* _Written exercise_: Below are some records. Copy every line in them that holds "розташовані".

* _Records for the task_:
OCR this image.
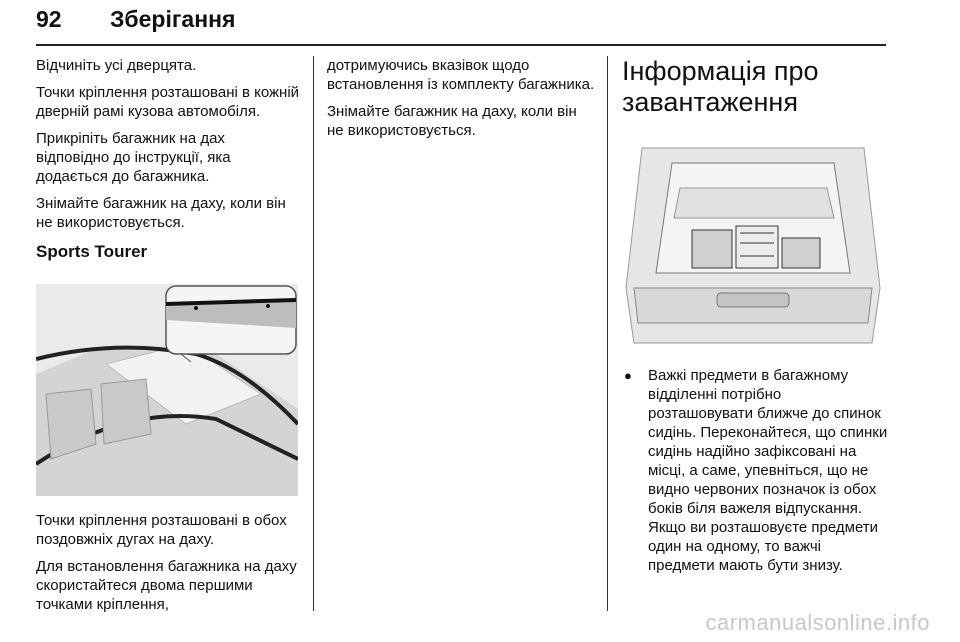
92 Зберігання

Відчиніть усі дверцята.

Точки кріплення розташовані в кожній дверній рамі кузова автомобіля.

Прикріпіть багажник на дах відповідно до інструкції, яка додається до багажника.

Знімайте багажник на даху, коли він не використовується.

Sports Tourer

Точки кріплення розташовані в обох поздовжніх дугах на даху.

Для встановлення багажника на даху скористайтеся двома першими точками кріплення,

дотримуючись вказівок щодо встановлення із комплекту багажника.

Знімайте багажник на даху, коли він не використовується.

Інформація про завантаження
● Важкі предмети в багажному відділенні потрібно розташовувати ближче до спинок сидінь. Переконайтеся, що спинки сидінь надійно зафіксовані на місці, а саме, упевніться, що не видно червоних позначок із обох боків біля важеля відпускання. Якщо ви розташовуєте предмети один на одному, то важчі предмети мають бути знизу.
carmanualsonline.info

* _Solution to the problem_:
Точки кріплення розташовані в кожній дверній рамі кузова автомобіля.
Точки кріплення розташовані в обох поздовжніх дугах на даху.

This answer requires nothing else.